- _Set exercise_
Output all of the data below exactly as given.
►
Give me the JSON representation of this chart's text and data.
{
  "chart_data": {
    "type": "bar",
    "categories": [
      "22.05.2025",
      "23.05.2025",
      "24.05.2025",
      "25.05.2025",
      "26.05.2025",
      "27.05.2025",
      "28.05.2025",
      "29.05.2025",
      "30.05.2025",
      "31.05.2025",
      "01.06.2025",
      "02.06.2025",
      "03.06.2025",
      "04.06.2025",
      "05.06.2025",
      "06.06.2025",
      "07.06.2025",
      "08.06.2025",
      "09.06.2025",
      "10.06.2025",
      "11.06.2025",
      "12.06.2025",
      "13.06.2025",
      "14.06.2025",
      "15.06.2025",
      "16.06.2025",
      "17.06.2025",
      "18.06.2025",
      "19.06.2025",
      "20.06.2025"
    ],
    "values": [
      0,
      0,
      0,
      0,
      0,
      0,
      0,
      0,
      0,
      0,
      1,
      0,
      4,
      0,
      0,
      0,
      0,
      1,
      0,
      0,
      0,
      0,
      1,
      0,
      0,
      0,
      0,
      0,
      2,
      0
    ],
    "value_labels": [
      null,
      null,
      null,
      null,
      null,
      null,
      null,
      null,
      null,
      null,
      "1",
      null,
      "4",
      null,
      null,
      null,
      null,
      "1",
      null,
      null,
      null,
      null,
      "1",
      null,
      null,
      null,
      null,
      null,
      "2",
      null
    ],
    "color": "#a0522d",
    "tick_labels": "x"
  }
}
◄
- _Task answer_
Give me the JSON representation of this chart's text and data.
{
  "chart_data": {
    "type": "bar",
    "categories": [
      "22.05.2025",
      "23.05.2025",
      "24.05.2025",
      "25.05.2025",
      "26.05.2025",
      "27.05.2025",
      "28.05.2025",
      "29.05.2025",
      "30.05.2025",
      "31.05.2025",
      "01.06.2025",
      "02.06.2025",
      "03.06.2025",
      "04.06.2025",
      "05.06.2025",
      "06.06.2025",
      "07.06.2025",
      "08.06.2025",
      "09.06.2025",
      "10.06.2025",
      "11.06.2025",
      "12.06.2025",
      "13.06.2025",
      "14.06.2025",
      "15.06.2025",
      "16.06.2025",
      "17.06.2025",
      "18.06.2025",
      "19.06.2025",
      "20.06.2025"
    ],
    "values": [
      0,
      0,
      0,
      0,
      0,
      0,
      0,
      0,
      0,
      0,
      1,
      0,
      4,
      0,
      0,
      0,
      0,
      1,
      0,
      0,
      0,
      0,
      1,
      0,
      0,
      0,
      0,
      0,
      2,
      0
    ],
    "value_labels": [
      null,
      null,
      null,
      null,
      null,
      null,
      null,
      null,
      null,
      null,
      "1",
      null,
      "4",
      null,
      null,
      null,
      null,
      "1",
      null,
      null,
      null,
      null,
      "1",
      null,
      null,
      null,
      null,
      null,
      "2",
      null
    ],
    "color": "#a0522d",
    "tick_labels": "x"
  }
}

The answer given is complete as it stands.